__Brief__
Wherever "this" appears in a line, copy that line.

═════ Data supplied

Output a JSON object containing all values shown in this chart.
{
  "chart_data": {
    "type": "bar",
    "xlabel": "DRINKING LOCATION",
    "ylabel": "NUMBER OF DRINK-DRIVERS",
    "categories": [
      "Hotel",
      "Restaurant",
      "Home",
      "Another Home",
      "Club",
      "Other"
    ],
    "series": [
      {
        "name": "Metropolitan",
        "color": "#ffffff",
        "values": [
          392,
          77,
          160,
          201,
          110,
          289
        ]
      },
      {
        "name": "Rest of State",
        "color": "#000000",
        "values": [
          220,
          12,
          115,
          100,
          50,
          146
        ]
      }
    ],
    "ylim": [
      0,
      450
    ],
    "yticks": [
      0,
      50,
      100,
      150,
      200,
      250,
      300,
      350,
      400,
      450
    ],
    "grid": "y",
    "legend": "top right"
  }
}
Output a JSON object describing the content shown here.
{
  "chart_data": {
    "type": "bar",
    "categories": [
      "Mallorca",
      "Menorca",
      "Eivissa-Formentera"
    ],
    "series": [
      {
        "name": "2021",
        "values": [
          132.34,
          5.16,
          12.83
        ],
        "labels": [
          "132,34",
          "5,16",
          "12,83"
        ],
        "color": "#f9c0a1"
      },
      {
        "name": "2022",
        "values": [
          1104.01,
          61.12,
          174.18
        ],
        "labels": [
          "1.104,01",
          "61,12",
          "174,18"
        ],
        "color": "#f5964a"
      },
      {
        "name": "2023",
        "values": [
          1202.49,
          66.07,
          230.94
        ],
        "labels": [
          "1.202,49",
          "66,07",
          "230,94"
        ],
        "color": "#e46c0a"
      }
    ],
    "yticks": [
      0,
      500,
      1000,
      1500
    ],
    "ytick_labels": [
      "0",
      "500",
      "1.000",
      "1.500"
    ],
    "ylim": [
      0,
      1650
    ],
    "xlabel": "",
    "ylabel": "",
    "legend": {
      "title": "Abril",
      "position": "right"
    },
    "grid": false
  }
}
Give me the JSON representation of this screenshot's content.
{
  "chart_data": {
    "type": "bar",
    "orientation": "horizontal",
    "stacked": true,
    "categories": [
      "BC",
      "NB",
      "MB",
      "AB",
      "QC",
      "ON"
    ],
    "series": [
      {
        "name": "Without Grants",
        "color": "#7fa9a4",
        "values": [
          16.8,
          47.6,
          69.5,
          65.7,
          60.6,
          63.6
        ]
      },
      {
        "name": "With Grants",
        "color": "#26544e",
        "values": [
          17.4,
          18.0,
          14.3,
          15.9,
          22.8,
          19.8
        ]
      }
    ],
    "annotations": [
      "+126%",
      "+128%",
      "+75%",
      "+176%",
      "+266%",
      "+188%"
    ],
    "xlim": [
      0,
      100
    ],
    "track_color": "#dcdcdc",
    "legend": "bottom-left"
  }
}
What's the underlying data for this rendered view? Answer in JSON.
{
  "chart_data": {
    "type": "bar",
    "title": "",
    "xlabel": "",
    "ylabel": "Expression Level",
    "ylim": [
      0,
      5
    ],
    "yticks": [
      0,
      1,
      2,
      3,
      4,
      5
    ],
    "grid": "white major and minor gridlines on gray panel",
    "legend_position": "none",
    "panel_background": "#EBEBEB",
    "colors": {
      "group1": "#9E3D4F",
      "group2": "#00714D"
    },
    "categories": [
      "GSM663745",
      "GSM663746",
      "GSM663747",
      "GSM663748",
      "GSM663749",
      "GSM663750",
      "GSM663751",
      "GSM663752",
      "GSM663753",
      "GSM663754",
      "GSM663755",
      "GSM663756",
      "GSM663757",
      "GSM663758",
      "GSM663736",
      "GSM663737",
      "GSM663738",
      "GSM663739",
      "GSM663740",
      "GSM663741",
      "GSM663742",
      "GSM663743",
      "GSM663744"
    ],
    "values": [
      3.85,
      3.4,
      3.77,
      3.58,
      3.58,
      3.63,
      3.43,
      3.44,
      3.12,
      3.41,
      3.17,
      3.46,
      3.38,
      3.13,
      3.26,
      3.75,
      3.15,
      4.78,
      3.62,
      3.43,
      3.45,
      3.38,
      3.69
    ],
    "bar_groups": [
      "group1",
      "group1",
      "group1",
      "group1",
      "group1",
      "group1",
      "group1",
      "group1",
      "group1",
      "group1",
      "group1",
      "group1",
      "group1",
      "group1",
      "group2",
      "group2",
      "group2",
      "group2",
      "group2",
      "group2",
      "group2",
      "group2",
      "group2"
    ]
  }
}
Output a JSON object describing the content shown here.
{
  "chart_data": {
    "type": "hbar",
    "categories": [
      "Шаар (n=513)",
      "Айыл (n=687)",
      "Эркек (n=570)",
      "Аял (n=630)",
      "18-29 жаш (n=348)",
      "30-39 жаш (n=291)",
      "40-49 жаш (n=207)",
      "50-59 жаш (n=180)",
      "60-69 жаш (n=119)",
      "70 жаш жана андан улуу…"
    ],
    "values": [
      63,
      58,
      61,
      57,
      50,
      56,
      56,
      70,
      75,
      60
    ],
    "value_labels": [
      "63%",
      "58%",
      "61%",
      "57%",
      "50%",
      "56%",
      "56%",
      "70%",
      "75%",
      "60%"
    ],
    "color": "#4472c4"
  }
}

══════════

__Complete output__
Output a JSON object containing all values shown in this chart.
Give me the JSON representation of this screenshot's content.
What's the underlying data for this rendered view? Answer in JSON.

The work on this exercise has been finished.